Begin ROWS
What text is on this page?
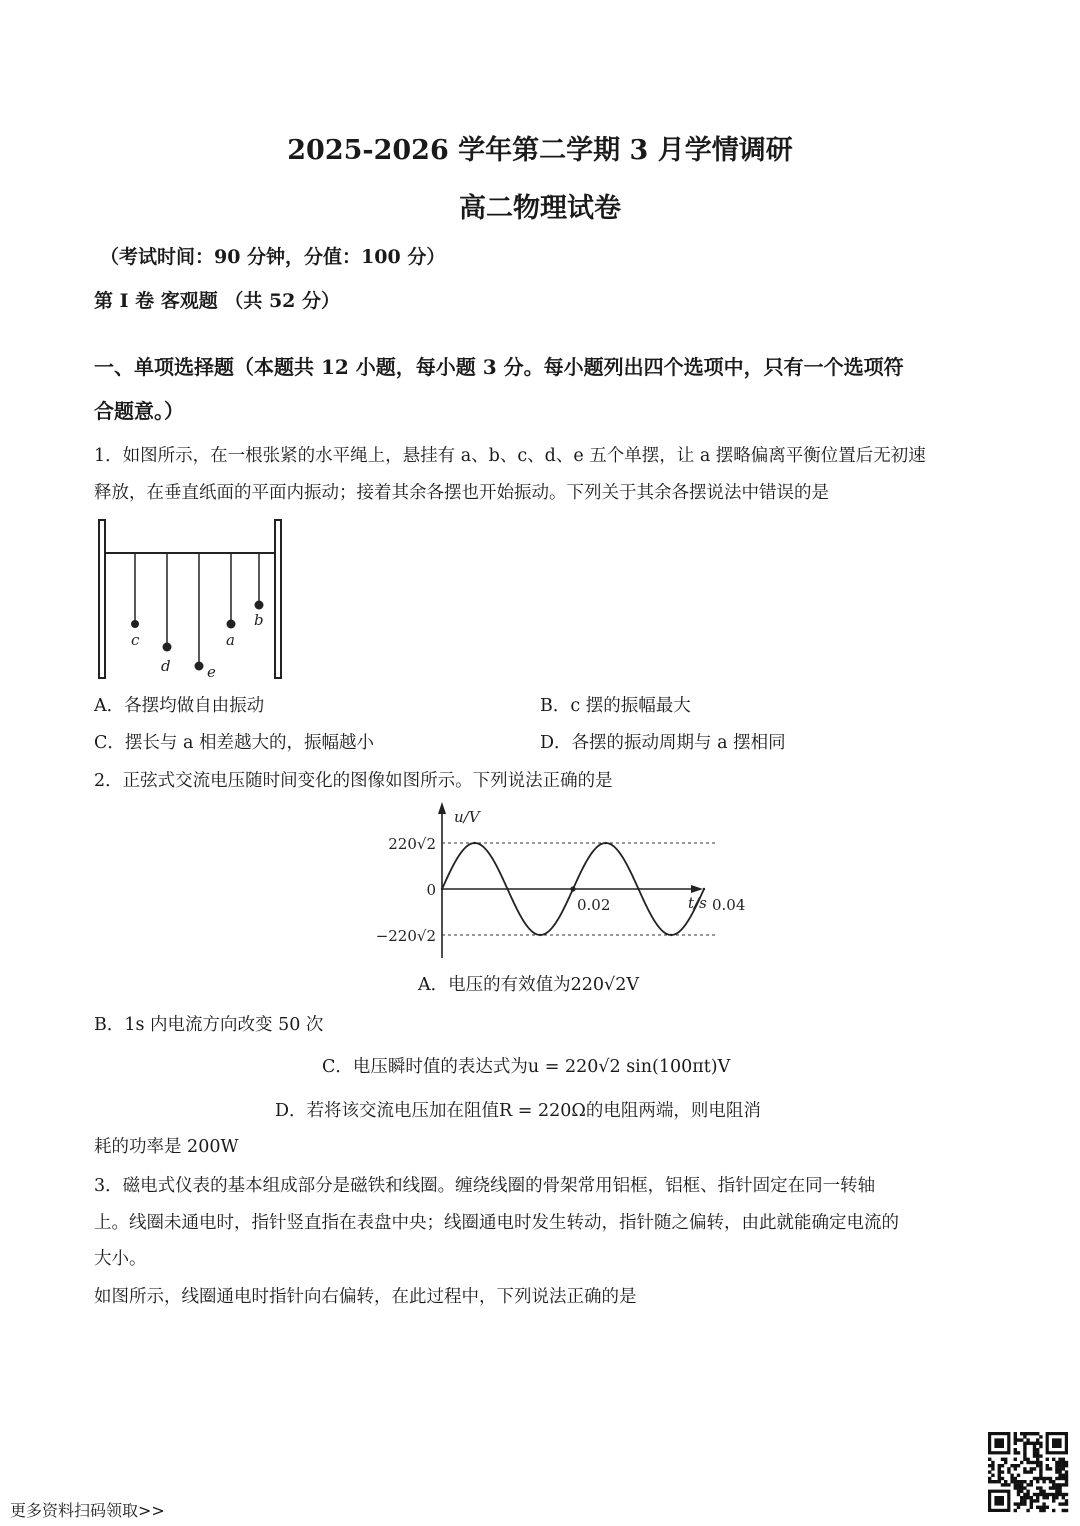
2025-2026 学年第二学期 3 月学情调研
高二物理试卷
（考试时间：90 分钟，分值：100 分）
第 I 卷 客观题 （共 52 分）
一、单项选择题（本题共 12 小题，每小题 3 分。每小题列出四个选项中，只有一个选项符
合题意。）
1．如图所示，在一根张紧的水平绳上，悬挂有 a、b、c、d、e 五个单摆，让 a 摆略偏离平衡位置后无初速
释放，在垂直纸面的平面内振动；接着其余各摆也开始振动。下列关于其余各摆说法中错误的是
c
d e
a
b
A．各摆均做自由振动	B．c 摆的振幅最大
C．摆长与 a 相差越大的，振幅越小	D．各摆的振动周期与 a 摆相同
2．正弦式交流电压随时间变化的图像如图所示。下列说法正确的是
u/V
t/s
220√2
0
−220√2
0.02	0.04
A．电压的有效值为220√2V
B．1s 内电流方向改变 50 次
C．电压瞬时值的表达式为u = 220√2 sin(100πt)V
D．若将该交流电压加在阻值R = 220Ω的电阻两端，则电阻消
耗的功率是 200W
3．磁电式仪表的基本组成部分是磁铁和线圈。缠绕线圈的骨架常用铝框，铝框、指针固定在同一转轴
上。线圈未通电时，指针竖直指在表盘中央；线圈通电时发生转动，指针随之偏转，由此就能确定电流的
大小。
如图所示，线圈通电时指针向右偏转，在此过程中，下列说法正确的是
更多资料扫码领取>>
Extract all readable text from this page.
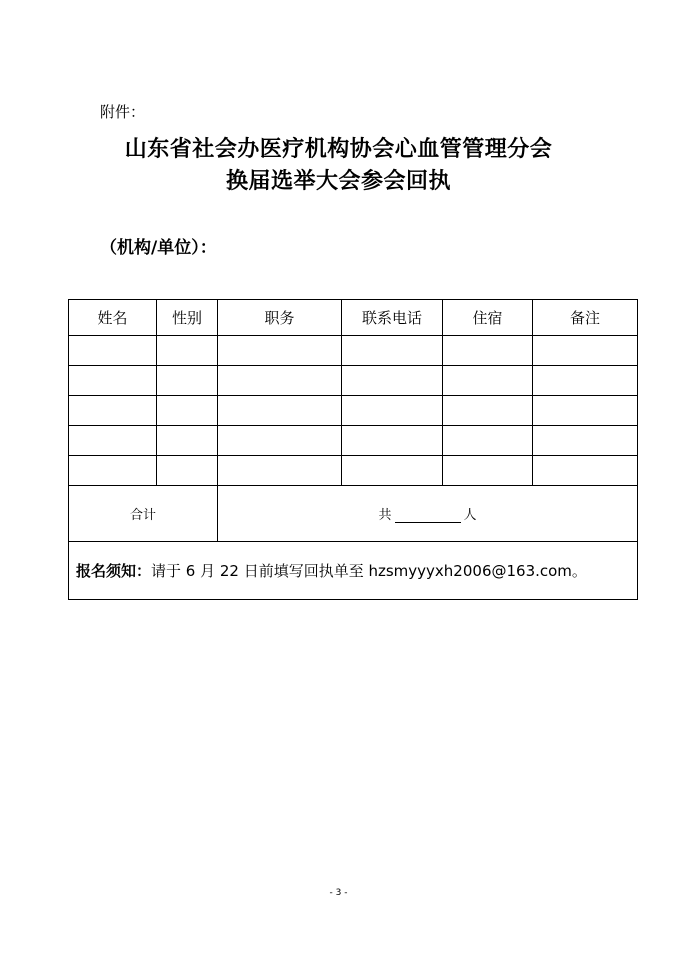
附件：
山东省社会办医疗机构协会心血管管理分会
换届选举大会参会回执
（机构/单位）：
姓名	性别	职务	联系电话	住宿	备注

合计		共 人			
报名须知：请于 6 月 22 日前填写回执单至 hzsmyyyxh2006@163.com。					
- 3 -
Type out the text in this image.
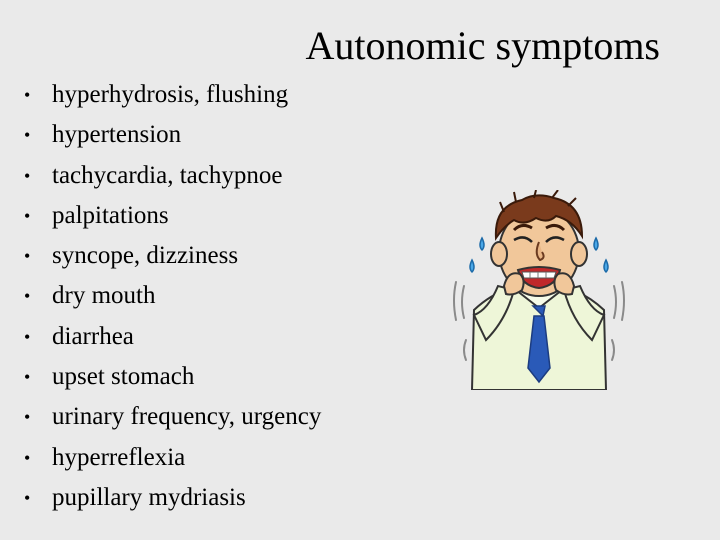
Autonomic symptoms
• hyperhydrosis, flushing
• hypertension
• tachycardia, tachypnoe
• palpitations
• syncope, dizziness
• dry mouth
• diarrhea
• upset stomach
• urinary frequency, urgency
• hyperreflexia
• pupillary mydriasis
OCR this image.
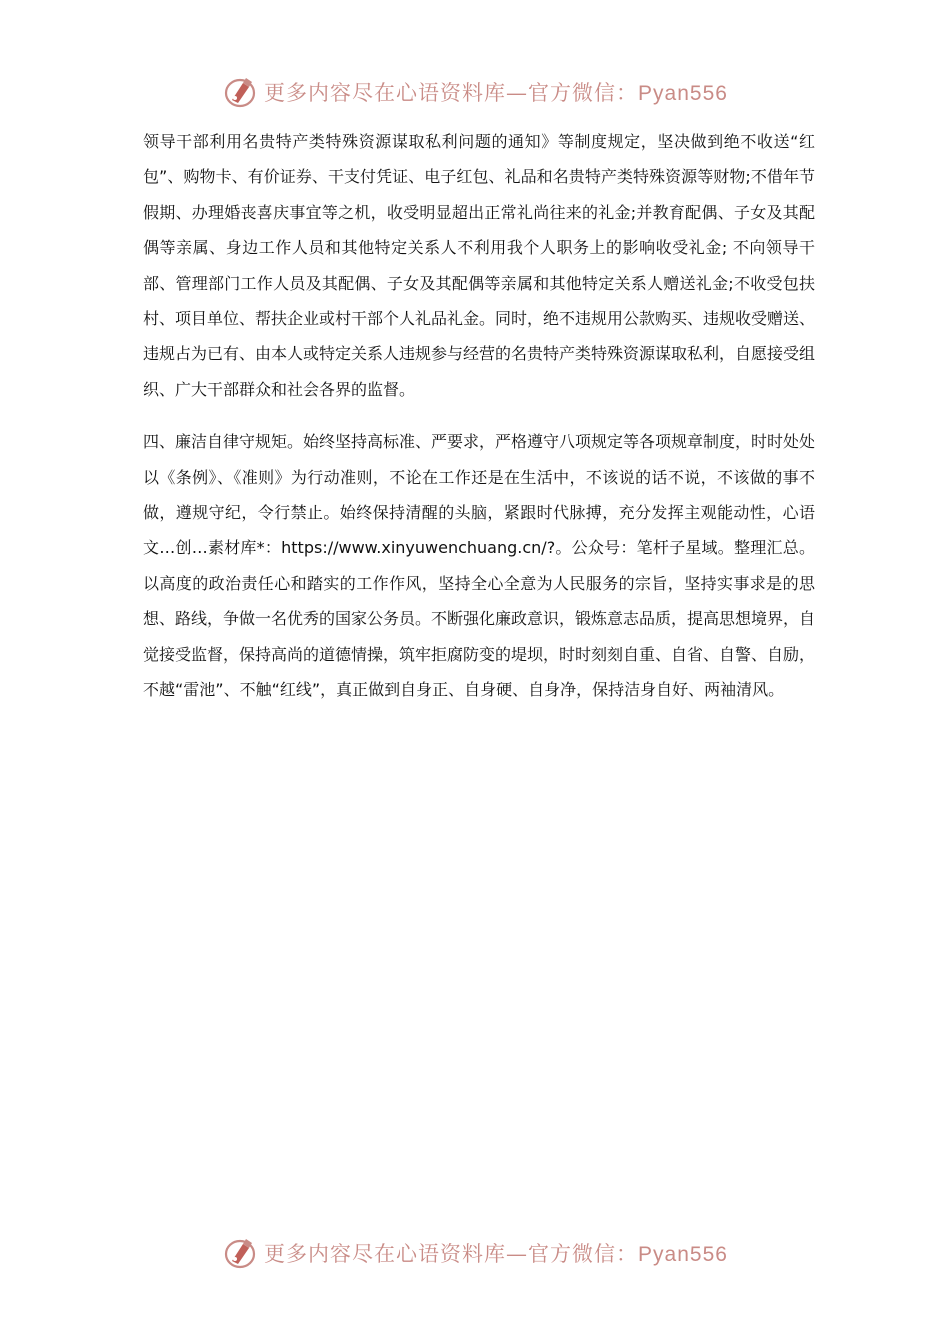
更多内容尽在心语资料库—官方微信：Pyan556

领导干部利用名贵特产类特殊资源谋取私利问题的通知》等制度规定，坚决做到绝不收送“红包”、购物卡、有价证券、干支付凭证、电子红包、礼品和名贵特产类特殊资源等财物;不借年节假期、办理婚丧喜庆事宜等之机，收受明显超出正常礼尚往来的礼金;并教育配偶、子女及其配偶等亲属、身边工作人员和其他特定关系人不利用我个人职务上的影响收受礼金; 不向领导干部、管理部门工作人员及其配偶、子女及其配偶等亲属和其他特定关系人赠送礼金;不收受包扶村、项目单位、帮扶企业或村干部个人礼品礼金。同时，绝不违规用公款购买、违规收受赠送、违规占为已有、由本人或特定关系人违规参与经营的名贵特产类特殊资源谋取私利，自愿接受组织、广大干部群众和社会各界的监督。

四、廉洁自律守规矩。始终坚持高标准、严要求，严格遵守八项规定等各项规章制度，时时处处以《条例》、《准则》为行动准则，不论在工作还是在生活中，不该说的话不说，不该做的事不做，遵规守纪，令行禁止。始终保持清醒的头脑，紧跟时代脉搏，充分发挥主观能动性，心语文…创…素材库*：https://www.xinyuwenchuang.cn/?。公众号：笔杆子星域。整理汇总。以高度的政治责任心和踏实的工作作风，坚持全心全意为人民服务的宗旨，坚持实事求是的思想、路线，争做一名优秀的国家公务员。不断强化廉政意识，锻炼意志品质，提高思想境界，自觉接受监督，保持高尚的道德情操，筑牢拒腐防变的堤坝，时时刻刻自重、自省、自警、自励，不越“雷池”、不触“红线”，真正做到自身正、自身硬、自身净，保持洁身自好、两袖清风。

更多内容尽在心语资料库—官方微信：Pyan556
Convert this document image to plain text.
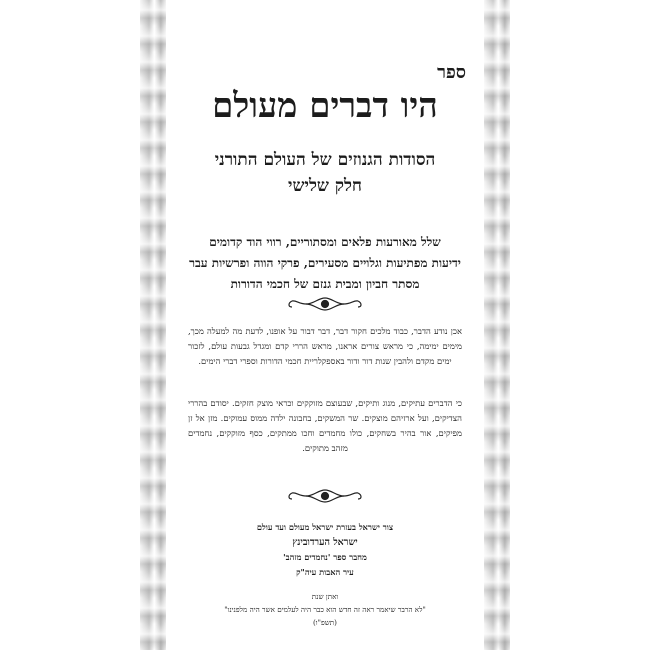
ספר
היו דברים מעולם
הסודות הגנוזים של העולם התורני
חלק שלישי
שלל מאורעות פלאים ומסתוריים, רווי הוד קדומים
ידיעות מפתיעות וגלויים מסעירים, פרקי הווה ופרשיות עבר
מסתר חביון ומבית גנזם של חכמי הדורות
אכן נודע הדבר, כבוד מלכים חקור דבר, דבר דבור על אופנו, לדעת מה למעלה מכך, מימים ימימה, כי מראש צורים אראנו, מראש הררי קדם ומגדל גבעות עולם, לזכור ימים מקדם ולהבין שנות דור ודור באספקלריית חכמי הדורות וספרי דברי הימים.
כי הדברים עתיקים, מנוג ותיקים, שבעוצם מזוקקים וכראי מוצק חזקים. יסודם בהררי הצדיקים, ועל ארזיהם מוצקים. שר המשקים, בחבונה ילדה ממוס עמוקים. מזן אל זן מפיקים, אור בהיר בשחקים, כולו מחמדים וחכו ממתקים, כסף מזוקקים, נחמדים מזהב מתוקים.
צור ישראל בעזרת ישראל מעולם ועד עולם
ישראל הערדובינץ
מחבר ספר 'נחמדים מזהב'
עיר האבות עיה"ק
ואתן שנת
"לא הרבר שיאמר ראה זה חדש הוא כבר היה לעלמים אשר היה מלפנינו"
(תשפ"ו)
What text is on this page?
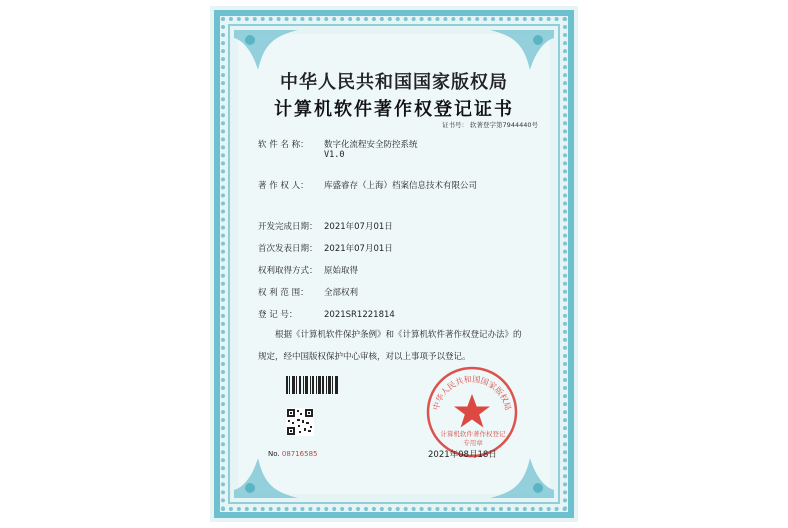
中华人民共和国国家版权局
计算机软件著作权登记证书
证书号： 软著登字第7944440号
软 件 名 称： 数字化流程安全防控系统
V1.0
著 作 权 人： 库盛睿存（上海）档案信息技术有限公司
开发完成日期： 2021年07月01日
首次发表日期： 2021年07月01日
权利取得方式： 原始取得
权 利 范 围： 全部权利
登 记 号：	2021SR1221814
根据《计算机软件保护条例》和《计算机软件著作权登记办法》的
规定，经中国版权保护中心审核，对以上事项予以登记。
No. 08716585
中华人民共和国国家版权局
计算机软件著作权登记专用章
2021年08月18日
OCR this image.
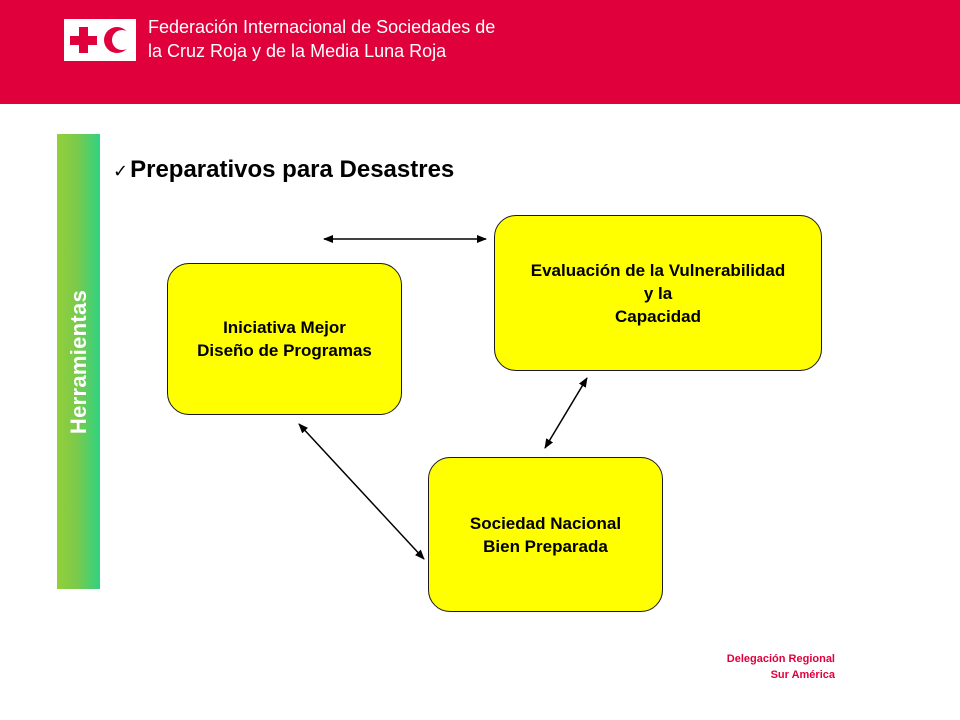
Federación Internacional de Sociedades de
la Cruz Roja y de la Media Luna Roja
Herramientas
✓Preparativos para Desastres
Iniciativa Mejor
Diseño de Programas
Evaluación de la Vulnerabilidad
y la
Capacidad
Sociedad Nacional
Bien Preparada
Delegación Regional
Sur América
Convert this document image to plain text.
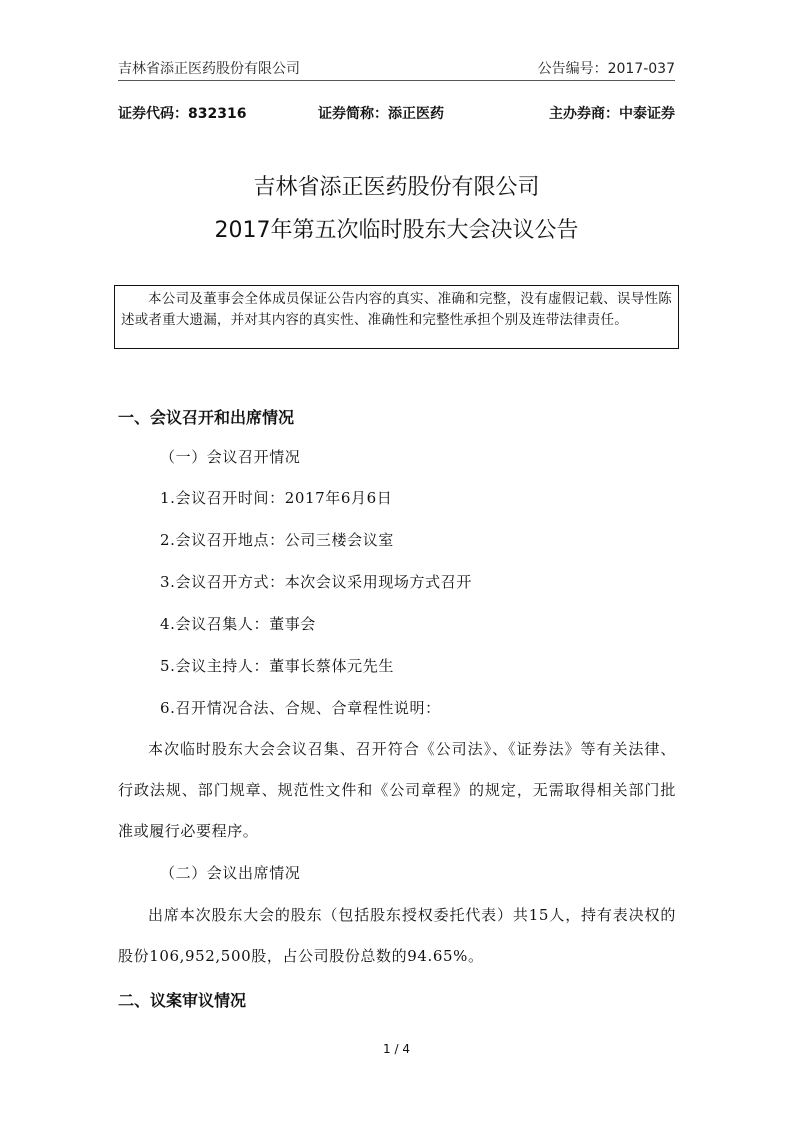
吉林省添正医药股份有限公司	公告编号：2017-037
证券代码：832316	证券简称：添正医药	主办券商：中泰证券
吉林省添正医药股份有限公司
2017年第五次临时股东大会决议公告
本公司及董事会全体成员保证公告内容的真实、准确和完整，没有虚假记载、误导性陈述或者重大遗漏，并对其内容的真实性、准确性和完整性承担个别及连带法律责任。
一、会议召开和出席情况
（一）会议召开情况
1.会议召开时间：2017年6月6日
2.会议召开地点：公司三楼会议室
3.会议召开方式：本次会议采用现场方式召开
4.会议召集人：董事会
5.会议主持人：董事长蔡体元先生
6.召开情况合法、合规、合章程性说明：
本次临时股东大会会议召集、召开符合《公司法》、《证券法》等有关法律、行政法规、部门规章、规范性文件和《公司章程》的规定，无需取得相关部门批准或履行必要程序。
（二）会议出席情况
出席本次股东大会的股东（包括股东授权委托代表）共15人，持有表决权的股份106,952,500股，占公司股份总数的94.65%。
二、议案审议情况
1 / 4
End ROWS
• TASK INSTRUCTIONS: Find the string "נחמדים" in the entries above and return each line that holds it.

• ANSWER TO THE EXERCISE:
כי הדברים עתיקים, מנוג ותיקים, שבעוצם מזוקקים וכראי מוצק חזקים. יסודם בהררי הצדיקים, ועל ארזיהם מוצקים. שר המשקים, בחבונה ילדה ממוס עמוקים. מזן אל זן מפיקים, אור בהיר בשחקים, כולו מחמדים וחכו ממתקים, כסף מזוקקים, נחמדים מזהב מתוקים.
מחבר ספר 'נחמדים מזהב'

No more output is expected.